--- start of Input records ---
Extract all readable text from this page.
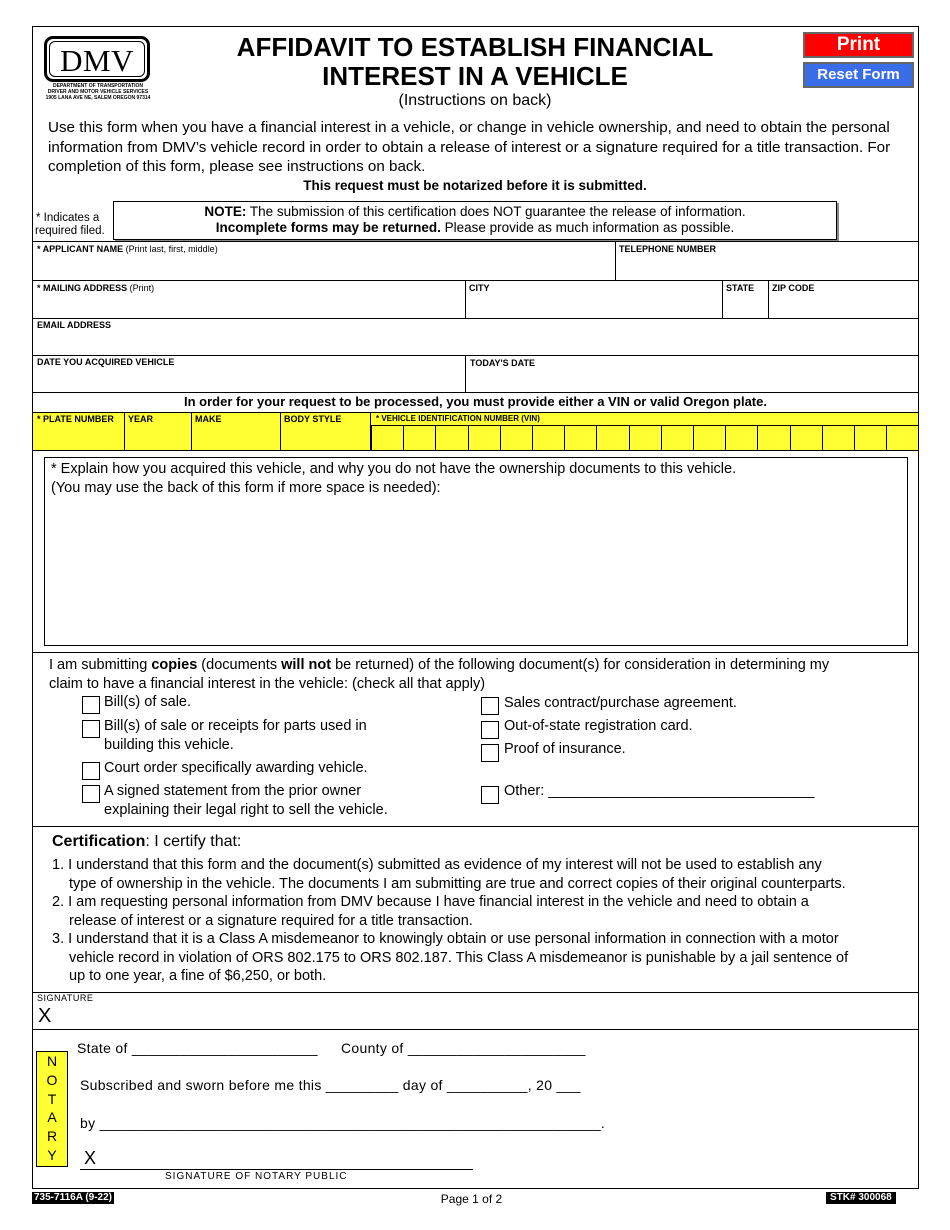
DMV
DEPARTMENT OF TRANSPORTATION
DRIVER AND MOTOR VEHICLE SERVICES
1905 LANA AVE NE, SALEM OREGON 97314
AFFIDAVIT TO ESTABLISH FINANCIAL
INTEREST IN A VEHICLE
(Instructions on back)
Print
Reset Form
Use this form when you have a financial interest in a vehicle, or change in vehicle ownership, and need to obtain the personal information from DMV’s vehicle record in order to obtain a release of interest or a signature required for a title transaction. For completion of this form, please see instructions on back.
This request must be notarized before it is submitted.
* Indicates a
required filed.
NOTE: The submission of this certification does NOT guarantee the release of information.
Incomplete forms may be returned. Please provide as much information as possible.
* APPLICANT NAME (Print last, first, middle)	TELEPHONE NUMBER
* MAILING ADDRESS (Print)	CITY	STATE ZIP CODE
EMAIL ADDRESS
DATE YOU ACQUIRED VEHICLE	TODAY'S DATE
In order for your request to be processed, you must provide either a VIN or valid Oregon plate.
* PLATE NUMBER YEAR	MAKE	BODY STYLE	* VEHICLE IDENTIFICATION NUMBER (VIN)
* Explain how you acquired this vehicle, and why you do not have the ownership documents to this vehicle.
(You may use the back of this form if more space is needed):
I am submitting copies (documents will not be returned) of the following document(s) for consideration in determining my
claim to have a financial interest in the vehicle: (check all that apply)
Bill(s) of sale.
Bill(s) of sale or receipts for parts used in
building this vehicle.
Court order specifically awarding vehicle.
A signed statement from the prior owner
explaining their legal right to sell the vehicle.
Sales contract/purchase agreement.
Out-of-state registration card.
Proof of insurance.
Other: _________________________________
Certification: I certify that:
1. I understand that this form and the document(s) submitted as evidence of my interest will not be used to establish any
type of ownership in the vehicle. The documents I am submitting are true and correct copies of their original counterparts.
2. I am requesting personal information from DMV because I have financial interest in the vehicle and need to obtain a
release of interest or a signature required for a title transaction.
3. I understand that it is a Class A misdemeanor to knowingly obtain or use personal information in connection with a motor
vehicle record in violation of ORS 802.175 to ORS 802.187. This Class A misdemeanor is punishable by a jail sentence of
up to one year, a fine of $6,250, or both.
SIGNATURE
X
N
O
T
A
R
Y
State of _______________________ County of ______________________
Subscribed and sworn before me this _________ day of __________, 20 ___
by ______________________________________________________________.
X
SIGNATURE OF NOTARY PUBLIC
735-7116A (9-22)	Page 1 of 2	STK# 300068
--- end of Input records ---
Each record must be quoted in full and exactly. Do not include the pictures.

Extract all readable text from this page.
DMV
DEPARTMENT OF TRANSPORTATION
DRIVER AND MOTOR VEHICLE SERVICES
1905 LANA AVE NE, SALEM OREGON 97314
AFFIDAVIT TO ESTABLISH FINANCIAL
INTEREST IN A VEHICLE
(Instructions on back)
Print
Reset Form
Use this form when you have a financial interest in a vehicle, or change in vehicle ownership, and need to obtain the personal information from DMV’s vehicle record in order to obtain a release of interest or a signature required for a title transaction. For completion of this form, please see instructions on back.
This request must be notarized before it is submitted.
* Indicates a
required filed.
NOTE: The submission of this certification does NOT guarantee the release of information.
Incomplete forms may be returned. Please provide as much information as possible.
* APPLICANT NAME (Print last, first, middle)	TELEPHONE NUMBER
* MAILING ADDRESS (Print)	CITY	STATE ZIP CODE
EMAIL ADDRESS
DATE YOU ACQUIRED VEHICLE	TODAY'S DATE
In order for your request to be processed, you must provide either a VIN or valid Oregon plate.
* PLATE NUMBER YEAR	MAKE	BODY STYLE	* VEHICLE IDENTIFICATION NUMBER (VIN)
* Explain how you acquired this vehicle, and why you do not have the ownership documents to this vehicle.
(You may use the back of this form if more space is needed):
I am submitting copies (documents will not be returned) of the following document(s) for consideration in determining my
claim to have a financial interest in the vehicle: (check all that apply)
Bill(s) of sale.
Bill(s) of sale or receipts for parts used in
building this vehicle.
Court order specifically awarding vehicle.
A signed statement from the prior owner
explaining their legal right to sell the vehicle.
Sales contract/purchase agreement.
Out-of-state registration card.
Proof of insurance.
Other: _________________________________
Certification: I certify that:
1. I understand that this form and the document(s) submitted as evidence of my interest will not be used to establish any
type of ownership in the vehicle. The documents I am submitting are true and correct copies of their original counterparts.
2. I am requesting personal information from DMV because I have financial interest in the vehicle and need to obtain a
release of interest or a signature required for a title transaction.
3. I understand that it is a Class A misdemeanor to knowingly obtain or use personal information in connection with a motor
vehicle record in violation of ORS 802.175 to ORS 802.187. This Class A misdemeanor is punishable by a jail sentence of
up to one year, a fine of $6,250, or both.
SIGNATURE
X
N
O
T
A
R
Y
State of _______________________ County of ______________________
Subscribed and sworn before me this _________ day of __________, 20 ___
by ______________________________________________________________.
X
SIGNATURE OF NOTARY PUBLIC
735-7116A (9-22)	Page 1 of 2	STK# 300068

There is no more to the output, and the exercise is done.